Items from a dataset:
#####
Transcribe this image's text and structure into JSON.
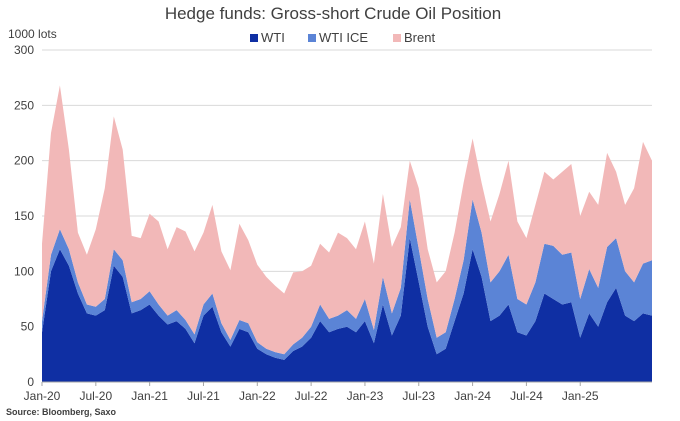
{
  "chart_data": {
    "type": "area",
    "stacked": true,
    "title": "Hedge funds: Gross-short Crude Oil Position",
    "ylabel": "1000 lots",
    "ylim": [
      0,
      300
    ],
    "yticks": [
      0,
      50,
      100,
      150,
      200,
      250,
      300
    ],
    "x_tick_labels": [
      "Jan-20",
      "Jul-20",
      "Jan-21",
      "Jul-21",
      "Jan-22",
      "Jul-22",
      "Jan-23",
      "Jul-23",
      "Jan-24",
      "Jul-24",
      "Jan-25"
    ],
    "x_start": "2020-01",
    "x_end": "2025-09",
    "grid": true,
    "legend_position": "top-center",
    "source": "Source: Bloomberg, Saxo",
    "colors": {
      "WTI": "#0f2fa3",
      "WTI ICE": "#5b84d6",
      "Brent": "#f2b8b8"
    },
    "x": [
      "2020-01",
      "2020-02",
      "2020-03",
      "2020-04",
      "2020-05",
      "2020-06",
      "2020-07",
      "2020-08",
      "2020-09",
      "2020-10",
      "2020-11",
      "2020-12",
      "2021-01",
      "2021-02",
      "2021-03",
      "2021-04",
      "2021-05",
      "2021-06",
      "2021-07",
      "2021-08",
      "2021-09",
      "2021-10",
      "2021-11",
      "2021-12",
      "2022-01",
      "2022-02",
      "2022-03",
      "2022-04",
      "2022-05",
      "2022-06",
      "2022-07",
      "2022-08",
      "2022-09",
      "2022-10",
      "2022-11",
      "2022-12",
      "2023-01",
      "2023-02",
      "2023-03",
      "2023-04",
      "2023-05",
      "2023-06",
      "2023-07",
      "2023-08",
      "2023-09",
      "2023-10",
      "2023-11",
      "2023-12",
      "2024-01",
      "2024-02",
      "2024-03",
      "2024-04",
      "2024-05",
      "2024-06",
      "2024-07",
      "2024-08",
      "2024-09",
      "2024-10",
      "2024-11",
      "2024-12",
      "2025-01",
      "2025-02",
      "2025-03",
      "2025-04",
      "2025-05",
      "2025-06",
      "2025-07",
      "2025-08",
      "2025-09"
    ],
    "series": [
      {
        "name": "WTI",
        "values": [
          45,
          100,
          120,
          105,
          80,
          62,
          60,
          65,
          105,
          95,
          62,
          65,
          70,
          60,
          52,
          55,
          48,
          35,
          60,
          68,
          45,
          32,
          48,
          45,
          30,
          25,
          22,
          20,
          28,
          32,
          40,
          55,
          45,
          48,
          50,
          45,
          55,
          35,
          70,
          42,
          60,
          130,
          90,
          50,
          25,
          30,
          55,
          80,
          120,
          95,
          55,
          60,
          70,
          45,
          42,
          55,
          80,
          75,
          70,
          72,
          40,
          62,
          50,
          72,
          85,
          60,
          55,
          62,
          60
        ]
      },
      {
        "name": "WTI ICE",
        "values": [
          10,
          15,
          18,
          15,
          10,
          8,
          8,
          10,
          15,
          15,
          10,
          10,
          12,
          10,
          8,
          10,
          8,
          8,
          10,
          12,
          8,
          6,
          8,
          8,
          6,
          5,
          5,
          5,
          6,
          8,
          10,
          15,
          12,
          12,
          15,
          12,
          20,
          12,
          25,
          20,
          25,
          35,
          30,
          25,
          15,
          15,
          20,
          30,
          45,
          40,
          35,
          40,
          45,
          30,
          28,
          35,
          45,
          48,
          45,
          45,
          35,
          40,
          35,
          50,
          45,
          40,
          35,
          45,
          50
        ]
      },
      {
        "name": "Brent",
        "values": [
          70,
          110,
          130,
          90,
          45,
          45,
          70,
          100,
          120,
          100,
          60,
          55,
          70,
          75,
          60,
          75,
          80,
          75,
          65,
          80,
          65,
          63,
          87,
          75,
          70,
          65,
          60,
          55,
          65,
          60,
          55,
          55,
          60,
          75,
          65,
          63,
          70,
          60,
          75,
          60,
          55,
          35,
          55,
          45,
          50,
          55,
          60,
          70,
          55,
          45,
          55,
          70,
          85,
          70,
          60,
          70,
          65,
          60,
          75,
          80,
          75,
          70,
          75,
          85,
          60,
          60,
          85,
          110,
          90
        ]
      }
    ]
  }
}
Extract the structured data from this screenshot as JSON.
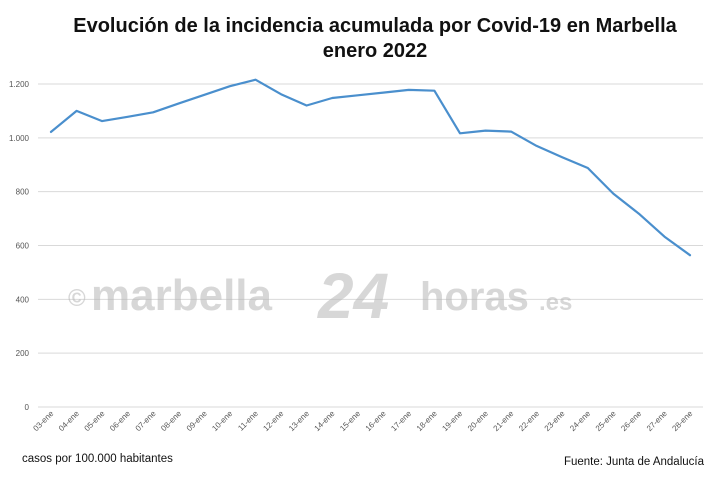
{
  "chart_data": {
    "type": "line",
    "title_lines": [
      "Evolución de la incidencia acumulada por Covid-19 en Marbella",
      "enero 2022"
    ],
    "xlabel": "",
    "ylabel": "",
    "ylim": [
      0,
      1300
    ],
    "y_ticks": [
      0,
      200,
      400,
      600,
      800,
      "1.000",
      "1.200"
    ],
    "y_tick_values": [
      0,
      200,
      400,
      600,
      800,
      1000,
      1200
    ],
    "grid": true,
    "legend": "none",
    "categories": [
      "03-ene",
      "04-ene",
      "05-ene",
      "06-ene",
      "07-ene",
      "08-ene",
      "09-ene",
      "10-ene",
      "11-ene",
      "12-ene",
      "13-ene",
      "14-ene",
      "15-ene",
      "16-ene",
      "17-ene",
      "18-ene",
      "19-ene",
      "20-ene",
      "21-ene",
      "22-ene",
      "23-ene",
      "24-ene",
      "25-ene",
      "26-ene",
      "27-ene",
      "28-ene"
    ],
    "series": [
      {
        "values": [
          1022,
          1100,
          1062,
          1078,
          1095,
          1128,
          1160,
          1192,
          1216,
          1162,
          1120,
          1148,
          1158,
          1168,
          1178,
          1175,
          1017,
          1027,
          1023,
          970,
          928,
          888,
          793,
          718,
          633,
          564
        ],
        "color": "#4a8fcd"
      }
    ]
  },
  "watermark": {
    "copyright": "©",
    "brand_left": "marbella",
    "brand_num": "24",
    "brand_right": "horas",
    "brand_tld": ".es"
  },
  "footer": {
    "left": "casos por 100.000 habitantes",
    "right": "Fuente: Junta de Andalucía"
  }
}
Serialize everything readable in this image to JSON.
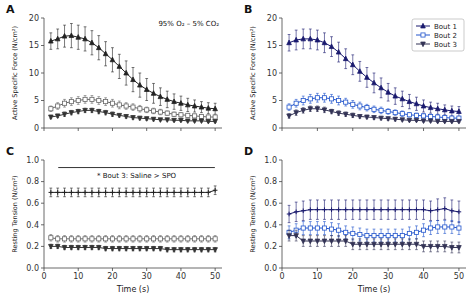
{
  "chart_data": [
    {
      "type": "line",
      "title": "A",
      "annotation": "95% O₂ – 5% CO₂",
      "y_label": "Active Specific Force (N/cm²)",
      "x": [
        2,
        4,
        6,
        8,
        10,
        12,
        14,
        16,
        18,
        20,
        22,
        24,
        26,
        28,
        30,
        32,
        34,
        36,
        38,
        40,
        42,
        44,
        46,
        48,
        50
      ],
      "xlim": [
        0,
        52
      ],
      "xticks": [
        0,
        10,
        20,
        30,
        40,
        50
      ],
      "ylim": [
        0,
        20
      ],
      "yticks": [
        0,
        5,
        10,
        15,
        20
      ],
      "tick_labels": "y",
      "series": [
        {
          "color": "#222222",
          "marker": "triangle-up",
          "values": [
            15.8,
            16.2,
            16.7,
            16.8,
            16.5,
            16.2,
            15.5,
            14.6,
            13.5,
            12.4,
            11.2,
            10.0,
            8.8,
            7.8,
            7.0,
            6.3,
            5.7,
            5.2,
            4.8,
            4.5,
            4.2,
            4.0,
            3.8,
            3.6,
            3.5
          ],
          "error": [
            1.5,
            1.8,
            2.0,
            2.2,
            2.2,
            2.2,
            2.2,
            2.2,
            2.2,
            2.2,
            2.2,
            2.2,
            2.2,
            2.2,
            2.0,
            1.8,
            1.6,
            1.5,
            1.4,
            1.3,
            1.2,
            1.1,
            1.0,
            1.0,
            1.0
          ]
        },
        {
          "color": "#666666",
          "marker": "square-open",
          "values": [
            3.5,
            4.0,
            4.5,
            4.8,
            5.0,
            5.2,
            5.2,
            5.0,
            4.8,
            4.5,
            4.2,
            4.0,
            3.8,
            3.5,
            3.3,
            3.1,
            2.9,
            2.7,
            2.5,
            2.4,
            2.3,
            2.2,
            2.1,
            2.0,
            2.0
          ],
          "error": [
            0.5,
            0.6,
            0.7,
            0.7,
            0.7,
            0.7,
            0.7,
            0.7,
            0.7,
            0.7,
            0.7,
            0.6,
            0.6,
            0.6,
            0.5,
            0.5,
            0.5,
            0.4,
            0.4,
            0.4,
            0.3,
            0.3,
            0.3,
            0.3,
            0.3
          ]
        },
        {
          "color": "#333333",
          "marker": "triangle-down",
          "values": [
            2.0,
            2.2,
            2.5,
            2.8,
            3.0,
            3.2,
            3.2,
            3.0,
            2.8,
            2.5,
            2.3,
            2.1,
            1.9,
            1.8,
            1.7,
            1.6,
            1.5,
            1.5,
            1.4,
            1.4,
            1.3,
            1.3,
            1.3,
            1.2,
            1.2
          ],
          "error": [
            0.3,
            0.3,
            0.4,
            0.4,
            0.4,
            0.4,
            0.4,
            0.4,
            0.4,
            0.4,
            0.3,
            0.3,
            0.3,
            0.3,
            0.3,
            0.3,
            0.2,
            0.2,
            0.2,
            0.2,
            0.2,
            0.2,
            0.2,
            0.2,
            0.2
          ]
        }
      ]
    },
    {
      "type": "line",
      "title": "B",
      "y_label": "Active Specific Force (N/cm²)",
      "x": [
        2,
        4,
        6,
        8,
        10,
        12,
        14,
        16,
        18,
        20,
        22,
        24,
        26,
        28,
        30,
        32,
        34,
        36,
        38,
        40,
        42,
        44,
        46,
        48,
        50
      ],
      "xlim": [
        0,
        52
      ],
      "xticks": [
        0,
        10,
        20,
        30,
        40,
        50
      ],
      "ylim": [
        0,
        20
      ],
      "yticks": [
        0,
        5,
        10,
        15,
        20
      ],
      "tick_labels": "y",
      "legend": "upper-right",
      "series": [
        {
          "name": "Bout 1",
          "color": "#1a1a6e",
          "marker": "triangle-up",
          "values": [
            15.5,
            16.0,
            16.2,
            16.2,
            16.0,
            15.5,
            14.8,
            13.8,
            12.6,
            11.5,
            10.3,
            9.2,
            8.2,
            7.3,
            6.5,
            5.8,
            5.3,
            4.8,
            4.4,
            4.0,
            3.7,
            3.5,
            3.3,
            3.1,
            3.0
          ],
          "error": [
            1.5,
            1.8,
            1.8,
            1.8,
            1.8,
            1.8,
            1.8,
            1.8,
            1.8,
            1.8,
            1.8,
            1.8,
            1.8,
            1.8,
            1.6,
            1.5,
            1.4,
            1.3,
            1.2,
            1.1,
            1.0,
            1.0,
            0.9,
            0.9,
            0.9
          ]
        },
        {
          "name": "Bout 2",
          "color": "#2255cc",
          "marker": "square-open",
          "values": [
            3.8,
            4.5,
            5.0,
            5.3,
            5.5,
            5.5,
            5.3,
            5.0,
            4.7,
            4.3,
            4.0,
            3.7,
            3.4,
            3.2,
            3.0,
            2.8,
            2.6,
            2.4,
            2.3,
            2.2,
            2.1,
            2.0,
            1.9,
            1.8,
            1.8
          ],
          "error": [
            0.6,
            0.7,
            0.8,
            0.8,
            0.8,
            0.8,
            0.8,
            0.8,
            0.7,
            0.7,
            0.7,
            0.6,
            0.6,
            0.6,
            0.5,
            0.5,
            0.5,
            0.4,
            0.4,
            0.4,
            0.4,
            0.4,
            0.3,
            0.3,
            0.3
          ]
        },
        {
          "name": "Bout 3",
          "color": "#333355",
          "marker": "triangle-down",
          "values": [
            2.2,
            2.8,
            3.2,
            3.5,
            3.5,
            3.3,
            3.0,
            2.7,
            2.5,
            2.3,
            2.1,
            2.0,
            1.9,
            1.8,
            1.7,
            1.6,
            1.5,
            1.4,
            1.4,
            1.3,
            1.3,
            1.2,
            1.2,
            1.2,
            1.2
          ],
          "error": [
            0.4,
            0.5,
            0.5,
            0.5,
            0.5,
            0.5,
            0.4,
            0.4,
            0.4,
            0.4,
            0.3,
            0.3,
            0.3,
            0.3,
            0.3,
            0.3,
            0.2,
            0.2,
            0.2,
            0.2,
            0.2,
            0.2,
            0.2,
            0.2,
            0.2
          ]
        }
      ]
    },
    {
      "type": "line",
      "title": "C",
      "annotation": "* Bout 3: Saline > SPO",
      "x_label": "Time (s)",
      "y_label": "Resting Tension (N/cm²)",
      "x": [
        2,
        4,
        6,
        8,
        10,
        12,
        14,
        16,
        18,
        20,
        22,
        24,
        26,
        28,
        30,
        32,
        34,
        36,
        38,
        40,
        42,
        44,
        46,
        48,
        50
      ],
      "xlim": [
        0,
        52
      ],
      "xticks": [
        0,
        10,
        20,
        30,
        40,
        50
      ],
      "ylim": [
        0.0,
        1.0
      ],
      "yticks": [
        {
          "value": 0.0,
          "label": "0.0"
        },
        0.2,
        0.4,
        0.6,
        0.8,
        {
          "value": 1.0,
          "label": "1.0"
        }
      ],
      "series": [
        {
          "color": "#222222",
          "marker": "plus",
          "values": [
            0.7,
            0.7,
            0.7,
            0.7,
            0.7,
            0.7,
            0.7,
            0.7,
            0.7,
            0.7,
            0.7,
            0.7,
            0.7,
            0.7,
            0.7,
            0.7,
            0.7,
            0.7,
            0.7,
            0.7,
            0.7,
            0.7,
            0.7,
            0.7,
            0.72
          ],
          "error": [
            0.04,
            0.04,
            0.04,
            0.04,
            0.04,
            0.04,
            0.04,
            0.04,
            0.04,
            0.04,
            0.04,
            0.04,
            0.04,
            0.04,
            0.04,
            0.04,
            0.04,
            0.04,
            0.04,
            0.04,
            0.04,
            0.04,
            0.04,
            0.04,
            0.04
          ]
        },
        {
          "color": "#666666",
          "marker": "square-open",
          "values": [
            0.28,
            0.27,
            0.27,
            0.27,
            0.27,
            0.27,
            0.27,
            0.27,
            0.27,
            0.27,
            0.27,
            0.27,
            0.27,
            0.27,
            0.27,
            0.27,
            0.27,
            0.27,
            0.27,
            0.27,
            0.27,
            0.27,
            0.27,
            0.27,
            0.27
          ],
          "error": [
            0.03,
            0.03,
            0.03,
            0.03,
            0.03,
            0.03,
            0.03,
            0.03,
            0.03,
            0.03,
            0.03,
            0.03,
            0.03,
            0.03,
            0.03,
            0.03,
            0.03,
            0.03,
            0.03,
            0.03,
            0.03,
            0.03,
            0.03,
            0.03,
            0.03
          ]
        },
        {
          "color": "#333333",
          "marker": "triangle-down",
          "values": [
            0.2,
            0.2,
            0.19,
            0.19,
            0.19,
            0.19,
            0.19,
            0.19,
            0.18,
            0.18,
            0.18,
            0.18,
            0.18,
            0.18,
            0.18,
            0.18,
            0.18,
            0.17,
            0.17,
            0.17,
            0.17,
            0.17,
            0.17,
            0.17,
            0.17
          ],
          "error": [
            0.02,
            0.02,
            0.02,
            0.02,
            0.02,
            0.02,
            0.02,
            0.02,
            0.02,
            0.02,
            0.02,
            0.02,
            0.02,
            0.02,
            0.02,
            0.02,
            0.02,
            0.02,
            0.02,
            0.02,
            0.02,
            0.02,
            0.02,
            0.02,
            0.02
          ]
        }
      ]
    },
    {
      "type": "line",
      "title": "D",
      "x_label": "Time (s)",
      "y_label": "Resting Tension (N/cm²)",
      "x": [
        2,
        4,
        6,
        8,
        10,
        12,
        14,
        16,
        18,
        20,
        22,
        24,
        26,
        28,
        30,
        32,
        34,
        36,
        38,
        40,
        42,
        44,
        46,
        48,
        50
      ],
      "xlim": [
        0,
        52
      ],
      "xticks": [
        0,
        10,
        20,
        30,
        40,
        50
      ],
      "ylim": [
        0.0,
        1.0
      ],
      "yticks": [
        {
          "value": 0.0,
          "label": "0.0"
        },
        0.2,
        0.4,
        0.6,
        0.8,
        {
          "value": 1.0,
          "label": "1.0"
        }
      ],
      "series": [
        {
          "color": "#1a1a6e",
          "marker": "plus",
          "values": [
            0.5,
            0.52,
            0.53,
            0.54,
            0.54,
            0.54,
            0.54,
            0.54,
            0.54,
            0.54,
            0.54,
            0.54,
            0.54,
            0.54,
            0.54,
            0.54,
            0.54,
            0.54,
            0.54,
            0.54,
            0.53,
            0.54,
            0.55,
            0.53,
            0.52
          ],
          "error": [
            0.08,
            0.09,
            0.09,
            0.09,
            0.09,
            0.09,
            0.09,
            0.09,
            0.09,
            0.09,
            0.09,
            0.09,
            0.09,
            0.09,
            0.09,
            0.09,
            0.09,
            0.09,
            0.09,
            0.09,
            0.09,
            0.1,
            0.1,
            0.1,
            0.1
          ]
        },
        {
          "color": "#2255cc",
          "marker": "square-open",
          "values": [
            0.33,
            0.35,
            0.37,
            0.37,
            0.37,
            0.37,
            0.36,
            0.35,
            0.33,
            0.32,
            0.31,
            0.3,
            0.3,
            0.3,
            0.3,
            0.3,
            0.3,
            0.32,
            0.33,
            0.35,
            0.37,
            0.38,
            0.38,
            0.38,
            0.37
          ],
          "error": [
            0.06,
            0.06,
            0.06,
            0.06,
            0.06,
            0.06,
            0.06,
            0.06,
            0.06,
            0.06,
            0.06,
            0.06,
            0.06,
            0.06,
            0.06,
            0.06,
            0.06,
            0.06,
            0.06,
            0.06,
            0.06,
            0.06,
            0.06,
            0.06,
            0.06
          ]
        },
        {
          "color": "#333355",
          "marker": "triangle-down",
          "values": [
            0.3,
            0.3,
            0.25,
            0.25,
            0.25,
            0.25,
            0.25,
            0.25,
            0.25,
            0.22,
            0.22,
            0.22,
            0.22,
            0.22,
            0.22,
            0.22,
            0.22,
            0.22,
            0.22,
            0.2,
            0.2,
            0.2,
            0.2,
            0.19,
            0.19
          ],
          "error": [
            0.05,
            0.05,
            0.05,
            0.05,
            0.05,
            0.05,
            0.05,
            0.05,
            0.05,
            0.05,
            0.05,
            0.05,
            0.05,
            0.05,
            0.05,
            0.05,
            0.05,
            0.05,
            0.05,
            0.05,
            0.05,
            0.05,
            0.05,
            0.05,
            0.05
          ]
        }
      ]
    }
  ]
}
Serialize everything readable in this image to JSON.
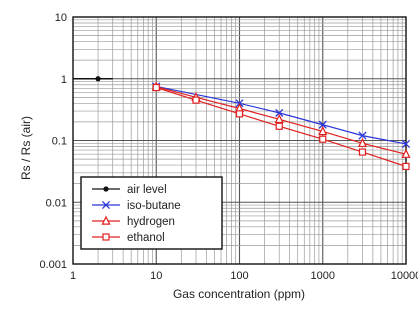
{
  "chart_data": {
    "type": "line",
    "xlabel": "Gas concentration (ppm)",
    "ylabel": "Rs / Rs (air)",
    "x_scale": "log",
    "y_scale": "log",
    "xlim": [
      1,
      10000
    ],
    "ylim": [
      0.001,
      10
    ],
    "grid": true,
    "legend_position": "bottom-left",
    "x_ticks": [
      {
        "value": 1,
        "label": "1"
      },
      {
        "value": 10,
        "label": "10"
      },
      {
        "value": 100,
        "label": "100"
      },
      {
        "value": 1000,
        "label": "1000"
      },
      {
        "value": 10000,
        "label": "10000"
      }
    ],
    "y_ticks": [
      {
        "value": 0.001,
        "label": "0.001"
      },
      {
        "value": 0.01,
        "label": "0.01"
      },
      {
        "value": 0.1,
        "label": "0.1"
      },
      {
        "value": 1,
        "label": "1"
      },
      {
        "value": 10,
        "label": "10"
      }
    ],
    "series": [
      {
        "name": "air level",
        "color": "#111111",
        "marker": "dot",
        "x": [
          1,
          2,
          3
        ],
        "y": [
          1.0,
          1.0,
          1.0
        ]
      },
      {
        "name": "iso-butane",
        "color": "#2a36d8",
        "marker": "x",
        "x": [
          10,
          100,
          300,
          1000,
          3000,
          10000
        ],
        "y": [
          0.75,
          0.4,
          0.28,
          0.18,
          0.12,
          0.088
        ]
      },
      {
        "name": "hydrogen",
        "color": "#e02020",
        "marker": "triangle",
        "x": [
          10,
          30,
          100,
          300,
          1000,
          3000,
          10000
        ],
        "y": [
          0.74,
          0.5,
          0.33,
          0.22,
          0.14,
          0.09,
          0.06
        ]
      },
      {
        "name": "ethanol",
        "color": "#e02020",
        "marker": "square",
        "x": [
          10,
          30,
          100,
          300,
          1000,
          3000,
          10000
        ],
        "y": [
          0.72,
          0.45,
          0.27,
          0.17,
          0.105,
          0.065,
          0.038
        ]
      }
    ]
  }
}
#####
[Work to do]
Take each line containing the string "ylabel" and copy it out.

[Final result]
    "ylabel": "1000 lots",
    "ylabel": "",
    "ylabel": "Rs / Rs (air)",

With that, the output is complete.